> Directive: Hunt for the word "Montana" across the entries below, copying each line that holds it.

-- The data start --

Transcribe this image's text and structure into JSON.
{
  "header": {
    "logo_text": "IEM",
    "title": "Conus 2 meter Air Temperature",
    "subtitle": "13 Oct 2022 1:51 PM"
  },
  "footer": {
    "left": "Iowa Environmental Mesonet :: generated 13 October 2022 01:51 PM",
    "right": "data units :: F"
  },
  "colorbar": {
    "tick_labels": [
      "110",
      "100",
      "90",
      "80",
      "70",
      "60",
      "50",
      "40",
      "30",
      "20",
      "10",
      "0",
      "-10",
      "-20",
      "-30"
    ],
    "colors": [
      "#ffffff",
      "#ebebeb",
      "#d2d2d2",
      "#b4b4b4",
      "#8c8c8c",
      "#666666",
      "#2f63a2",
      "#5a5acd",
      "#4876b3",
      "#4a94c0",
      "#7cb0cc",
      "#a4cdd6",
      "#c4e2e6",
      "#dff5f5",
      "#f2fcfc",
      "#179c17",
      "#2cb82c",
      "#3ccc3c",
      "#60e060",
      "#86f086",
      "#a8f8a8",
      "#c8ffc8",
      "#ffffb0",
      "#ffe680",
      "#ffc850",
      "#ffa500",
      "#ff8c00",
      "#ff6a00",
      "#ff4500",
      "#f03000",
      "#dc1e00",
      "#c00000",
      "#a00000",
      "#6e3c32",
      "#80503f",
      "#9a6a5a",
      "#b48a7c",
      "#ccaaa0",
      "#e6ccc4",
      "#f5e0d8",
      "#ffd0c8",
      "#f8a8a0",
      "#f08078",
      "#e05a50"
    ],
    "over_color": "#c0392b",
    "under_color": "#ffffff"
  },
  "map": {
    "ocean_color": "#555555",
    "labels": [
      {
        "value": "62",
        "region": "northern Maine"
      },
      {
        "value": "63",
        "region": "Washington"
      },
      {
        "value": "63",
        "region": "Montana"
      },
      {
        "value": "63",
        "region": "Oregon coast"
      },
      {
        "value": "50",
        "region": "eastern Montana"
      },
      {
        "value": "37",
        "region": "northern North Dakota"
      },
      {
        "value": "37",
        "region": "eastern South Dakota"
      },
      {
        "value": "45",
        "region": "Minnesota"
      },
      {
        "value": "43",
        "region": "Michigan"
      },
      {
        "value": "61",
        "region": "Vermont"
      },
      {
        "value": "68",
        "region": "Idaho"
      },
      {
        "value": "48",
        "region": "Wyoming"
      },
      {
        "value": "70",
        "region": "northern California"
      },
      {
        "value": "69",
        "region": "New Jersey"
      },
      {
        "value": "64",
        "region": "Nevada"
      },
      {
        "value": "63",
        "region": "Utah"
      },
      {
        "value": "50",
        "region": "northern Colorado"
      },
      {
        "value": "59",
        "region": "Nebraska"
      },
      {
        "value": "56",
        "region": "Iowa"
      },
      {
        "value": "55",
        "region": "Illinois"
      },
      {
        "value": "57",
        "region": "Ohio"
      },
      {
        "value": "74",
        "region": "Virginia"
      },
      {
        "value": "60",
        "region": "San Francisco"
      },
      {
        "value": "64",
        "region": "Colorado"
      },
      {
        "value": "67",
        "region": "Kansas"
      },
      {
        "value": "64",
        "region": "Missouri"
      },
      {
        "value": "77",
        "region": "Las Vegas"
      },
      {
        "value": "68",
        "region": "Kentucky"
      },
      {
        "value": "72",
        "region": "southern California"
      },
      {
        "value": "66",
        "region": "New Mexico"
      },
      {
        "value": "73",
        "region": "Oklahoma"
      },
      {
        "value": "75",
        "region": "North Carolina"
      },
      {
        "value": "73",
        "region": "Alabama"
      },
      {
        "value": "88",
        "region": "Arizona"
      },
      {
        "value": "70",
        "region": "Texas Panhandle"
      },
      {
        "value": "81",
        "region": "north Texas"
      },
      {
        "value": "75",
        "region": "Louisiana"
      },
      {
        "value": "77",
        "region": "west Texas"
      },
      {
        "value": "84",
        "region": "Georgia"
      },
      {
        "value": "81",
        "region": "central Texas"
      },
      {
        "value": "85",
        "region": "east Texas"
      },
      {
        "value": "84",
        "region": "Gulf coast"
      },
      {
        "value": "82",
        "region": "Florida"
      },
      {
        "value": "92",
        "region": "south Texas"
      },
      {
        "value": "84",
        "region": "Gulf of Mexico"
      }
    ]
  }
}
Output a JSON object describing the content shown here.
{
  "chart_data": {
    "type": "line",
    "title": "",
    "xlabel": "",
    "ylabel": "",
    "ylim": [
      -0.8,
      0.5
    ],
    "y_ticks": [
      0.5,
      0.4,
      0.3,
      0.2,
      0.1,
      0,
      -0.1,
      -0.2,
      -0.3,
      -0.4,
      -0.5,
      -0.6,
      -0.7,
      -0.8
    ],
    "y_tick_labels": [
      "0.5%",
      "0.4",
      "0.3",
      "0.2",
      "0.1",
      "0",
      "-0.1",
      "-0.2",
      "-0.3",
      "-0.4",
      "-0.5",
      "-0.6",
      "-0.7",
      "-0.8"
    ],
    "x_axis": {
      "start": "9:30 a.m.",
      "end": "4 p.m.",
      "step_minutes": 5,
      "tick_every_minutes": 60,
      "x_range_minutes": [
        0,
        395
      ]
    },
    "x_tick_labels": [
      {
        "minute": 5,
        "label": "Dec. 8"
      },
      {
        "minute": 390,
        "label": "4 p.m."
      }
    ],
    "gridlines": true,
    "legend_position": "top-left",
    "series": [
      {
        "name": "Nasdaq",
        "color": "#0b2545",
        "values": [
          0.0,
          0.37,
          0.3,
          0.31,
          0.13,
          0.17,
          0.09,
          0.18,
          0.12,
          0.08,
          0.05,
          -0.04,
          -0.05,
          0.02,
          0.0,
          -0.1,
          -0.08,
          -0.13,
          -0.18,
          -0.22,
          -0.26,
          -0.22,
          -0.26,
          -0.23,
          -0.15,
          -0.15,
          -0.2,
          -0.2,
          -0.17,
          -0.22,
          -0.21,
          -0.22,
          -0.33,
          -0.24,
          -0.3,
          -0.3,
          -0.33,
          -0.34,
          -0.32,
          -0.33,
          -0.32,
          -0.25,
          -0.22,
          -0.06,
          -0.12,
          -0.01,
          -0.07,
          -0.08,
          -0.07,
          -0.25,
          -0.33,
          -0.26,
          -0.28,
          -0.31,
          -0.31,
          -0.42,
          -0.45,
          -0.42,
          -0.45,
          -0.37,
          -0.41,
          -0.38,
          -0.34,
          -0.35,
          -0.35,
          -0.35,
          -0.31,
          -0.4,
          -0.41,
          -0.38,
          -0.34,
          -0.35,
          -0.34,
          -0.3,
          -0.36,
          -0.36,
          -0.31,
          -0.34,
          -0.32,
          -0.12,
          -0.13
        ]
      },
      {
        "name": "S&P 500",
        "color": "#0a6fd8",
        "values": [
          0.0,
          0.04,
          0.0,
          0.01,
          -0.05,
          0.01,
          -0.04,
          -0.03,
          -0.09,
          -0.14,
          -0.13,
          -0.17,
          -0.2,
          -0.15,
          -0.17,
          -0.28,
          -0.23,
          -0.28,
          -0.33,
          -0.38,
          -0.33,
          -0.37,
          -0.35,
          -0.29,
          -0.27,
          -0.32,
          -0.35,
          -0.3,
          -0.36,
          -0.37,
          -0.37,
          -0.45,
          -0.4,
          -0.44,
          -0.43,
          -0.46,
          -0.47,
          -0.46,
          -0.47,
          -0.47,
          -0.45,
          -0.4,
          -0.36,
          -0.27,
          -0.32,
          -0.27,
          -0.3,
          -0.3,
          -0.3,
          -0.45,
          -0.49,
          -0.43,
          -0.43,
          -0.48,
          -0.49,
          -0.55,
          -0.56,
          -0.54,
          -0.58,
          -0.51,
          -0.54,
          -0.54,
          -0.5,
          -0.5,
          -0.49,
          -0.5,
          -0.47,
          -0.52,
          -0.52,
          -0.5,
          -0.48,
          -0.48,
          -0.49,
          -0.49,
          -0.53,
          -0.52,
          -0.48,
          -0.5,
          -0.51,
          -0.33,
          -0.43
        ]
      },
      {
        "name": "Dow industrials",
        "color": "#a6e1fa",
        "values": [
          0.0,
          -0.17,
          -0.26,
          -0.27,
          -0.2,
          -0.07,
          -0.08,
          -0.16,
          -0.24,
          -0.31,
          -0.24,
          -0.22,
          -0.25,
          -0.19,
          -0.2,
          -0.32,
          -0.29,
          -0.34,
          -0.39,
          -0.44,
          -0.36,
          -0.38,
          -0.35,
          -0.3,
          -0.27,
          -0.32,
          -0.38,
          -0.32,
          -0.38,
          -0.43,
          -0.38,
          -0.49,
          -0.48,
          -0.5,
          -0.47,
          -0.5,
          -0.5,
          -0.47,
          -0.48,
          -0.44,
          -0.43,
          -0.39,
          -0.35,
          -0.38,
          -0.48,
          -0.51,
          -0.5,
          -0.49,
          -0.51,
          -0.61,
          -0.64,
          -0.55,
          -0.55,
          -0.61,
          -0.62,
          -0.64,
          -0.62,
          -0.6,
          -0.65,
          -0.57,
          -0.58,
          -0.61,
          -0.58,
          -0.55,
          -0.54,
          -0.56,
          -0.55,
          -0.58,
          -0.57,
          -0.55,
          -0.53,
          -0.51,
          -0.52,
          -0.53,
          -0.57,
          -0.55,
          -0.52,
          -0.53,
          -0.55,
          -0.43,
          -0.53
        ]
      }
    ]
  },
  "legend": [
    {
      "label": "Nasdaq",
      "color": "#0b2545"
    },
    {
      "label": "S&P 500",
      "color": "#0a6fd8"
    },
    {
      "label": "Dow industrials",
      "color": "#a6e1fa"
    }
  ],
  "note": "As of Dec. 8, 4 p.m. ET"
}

-- The data end --

> Exercise result:
        "region": "Montana"
        "region": "eastern Montana"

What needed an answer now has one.